What this task involves | Leave the pictures out, and retype all of the material exactly as written.

Figure record listings

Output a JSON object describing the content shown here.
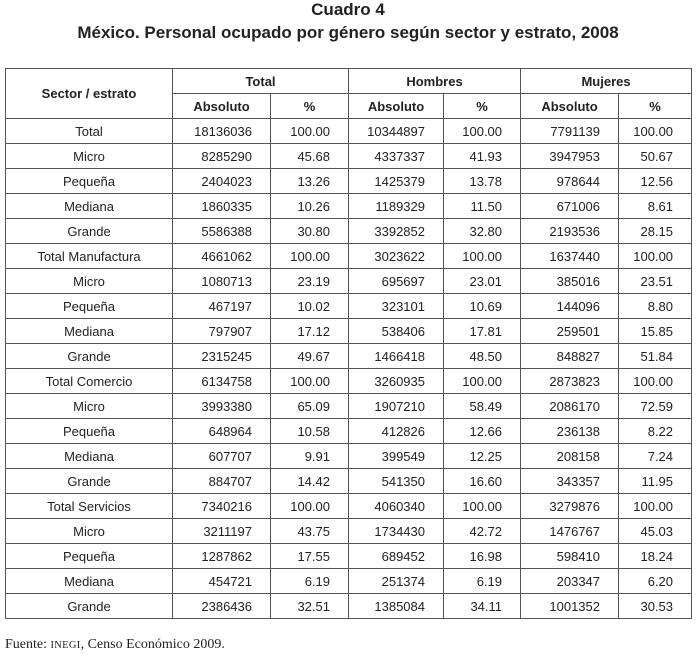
{
  "header": {
    "title": "Cuadro 4",
    "subtitle": "México. Personal ocupado por género según sector y estrato, 2008"
  },
  "table": {
    "stub_header": "Sector / estrato",
    "groups": [
      "Total",
      "Hombres",
      "Mujeres"
    ],
    "subheaders": [
      "Absoluto",
      "%",
      "Absoluto",
      "%",
      "Absoluto",
      "%"
    ],
    "rows": [
      [
        "Total",
        "18136036",
        "100.00",
        "10344897",
        "100.00",
        "7791139",
        "100.00"
      ],
      [
        "Micro",
        "8285290",
        "45.68",
        "4337337",
        "41.93",
        "3947953",
        "50.67"
      ],
      [
        "Pequeña",
        "2404023",
        "13.26",
        "1425379",
        "13.78",
        "978644",
        "12.56"
      ],
      [
        "Mediana",
        "1860335",
        "10.26",
        "1189329",
        "11.50",
        "671006",
        "8.61"
      ],
      [
        "Grande",
        "5586388",
        "30.80",
        "3392852",
        "32.80",
        "2193536",
        "28.15"
      ],
      [
        "Total Manufactura",
        "4661062",
        "100.00",
        "3023622",
        "100.00",
        "1637440",
        "100.00"
      ],
      [
        "Micro",
        "1080713",
        "23.19",
        "695697",
        "23.01",
        "385016",
        "23.51"
      ],
      [
        "Pequeña",
        "467197",
        "10.02",
        "323101",
        "10.69",
        "144096",
        "8.80"
      ],
      [
        "Mediana",
        "797907",
        "17.12",
        "538406",
        "17.81",
        "259501",
        "15.85"
      ],
      [
        "Grande",
        "2315245",
        "49.67",
        "1466418",
        "48.50",
        "848827",
        "51.84"
      ],
      [
        "Total Comercio",
        "6134758",
        "100.00",
        "3260935",
        "100.00",
        "2873823",
        "100.00"
      ],
      [
        "Micro",
        "3993380",
        "65.09",
        "1907210",
        "58.49",
        "2086170",
        "72.59"
      ],
      [
        "Pequeña",
        "648964",
        "10.58",
        "412826",
        "12.66",
        "236138",
        "8.22"
      ],
      [
        "Mediana",
        "607707",
        "9.91",
        "399549",
        "12.25",
        "208158",
        "7.24"
      ],
      [
        "Grande",
        "884707",
        "14.42",
        "541350",
        "16.60",
        "343357",
        "11.95"
      ],
      [
        "Total Servicios",
        "7340216",
        "100.00",
        "4060340",
        "100.00",
        "3279876",
        "100.00"
      ],
      [
        "Micro",
        "3211197",
        "43.75",
        "1734430",
        "42.72",
        "1476767",
        "45.03"
      ],
      [
        "Pequeña",
        "1287862",
        "17.55",
        "689452",
        "16.98",
        "598410",
        "18.24"
      ],
      [
        "Mediana",
        "454721",
        "6.19",
        "251374",
        "6.19",
        "203347",
        "6.20"
      ],
      [
        "Grande",
        "2386436",
        "32.51",
        "1385084",
        "34.11",
        "1001352",
        "30.53"
      ]
    ]
  },
  "footer": {
    "label": "Fuente:",
    "org": "INEGI",
    "source": ", Censo Económico 2009."
  }
}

Solved exercise |
Output a JSON object describing the content shown here.
{
  "header": {
    "title": "Cuadro 4",
    "subtitle": "México. Personal ocupado por género según sector y estrato, 2008"
  },
  "table": {
    "stub_header": "Sector / estrato",
    "groups": [
      "Total",
      "Hombres",
      "Mujeres"
    ],
    "subheaders": [
      "Absoluto",
      "%",
      "Absoluto",
      "%",
      "Absoluto",
      "%"
    ],
    "rows": [
      [
        "Total",
        "18136036",
        "100.00",
        "10344897",
        "100.00",
        "7791139",
        "100.00"
      ],
      [
        "Micro",
        "8285290",
        "45.68",
        "4337337",
        "41.93",
        "3947953",
        "50.67"
      ],
      [
        "Pequeña",
        "2404023",
        "13.26",
        "1425379",
        "13.78",
        "978644",
        "12.56"
      ],
      [
        "Mediana",
        "1860335",
        "10.26",
        "1189329",
        "11.50",
        "671006",
        "8.61"
      ],
      [
        "Grande",
        "5586388",
        "30.80",
        "3392852",
        "32.80",
        "2193536",
        "28.15"
      ],
      [
        "Total Manufactura",
        "4661062",
        "100.00",
        "3023622",
        "100.00",
        "1637440",
        "100.00"
      ],
      [
        "Micro",
        "1080713",
        "23.19",
        "695697",
        "23.01",
        "385016",
        "23.51"
      ],
      [
        "Pequeña",
        "467197",
        "10.02",
        "323101",
        "10.69",
        "144096",
        "8.80"
      ],
      [
        "Mediana",
        "797907",
        "17.12",
        "538406",
        "17.81",
        "259501",
        "15.85"
      ],
      [
        "Grande",
        "2315245",
        "49.67",
        "1466418",
        "48.50",
        "848827",
        "51.84"
      ],
      [
        "Total Comercio",
        "6134758",
        "100.00",
        "3260935",
        "100.00",
        "2873823",
        "100.00"
      ],
      [
        "Micro",
        "3993380",
        "65.09",
        "1907210",
        "58.49",
        "2086170",
        "72.59"
      ],
      [
        "Pequeña",
        "648964",
        "10.58",
        "412826",
        "12.66",
        "236138",
        "8.22"
      ],
      [
        "Mediana",
        "607707",
        "9.91",
        "399549",
        "12.25",
        "208158",
        "7.24"
      ],
      [
        "Grande",
        "884707",
        "14.42",
        "541350",
        "16.60",
        "343357",
        "11.95"
      ],
      [
        "Total Servicios",
        "7340216",
        "100.00",
        "4060340",
        "100.00",
        "3279876",
        "100.00"
      ],
      [
        "Micro",
        "3211197",
        "43.75",
        "1734430",
        "42.72",
        "1476767",
        "45.03"
      ],
      [
        "Pequeña",
        "1287862",
        "17.55",
        "689452",
        "16.98",
        "598410",
        "18.24"
      ],
      [
        "Mediana",
        "454721",
        "6.19",
        "251374",
        "6.19",
        "203347",
        "6.20"
      ],
      [
        "Grande",
        "2386436",
        "32.51",
        "1385084",
        "34.11",
        "1001352",
        "30.53"
      ]
    ]
  },
  "footer": {
    "label": "Fuente:",
    "org": "INEGI",
    "source": ", Censo Económico 2009."
  }
}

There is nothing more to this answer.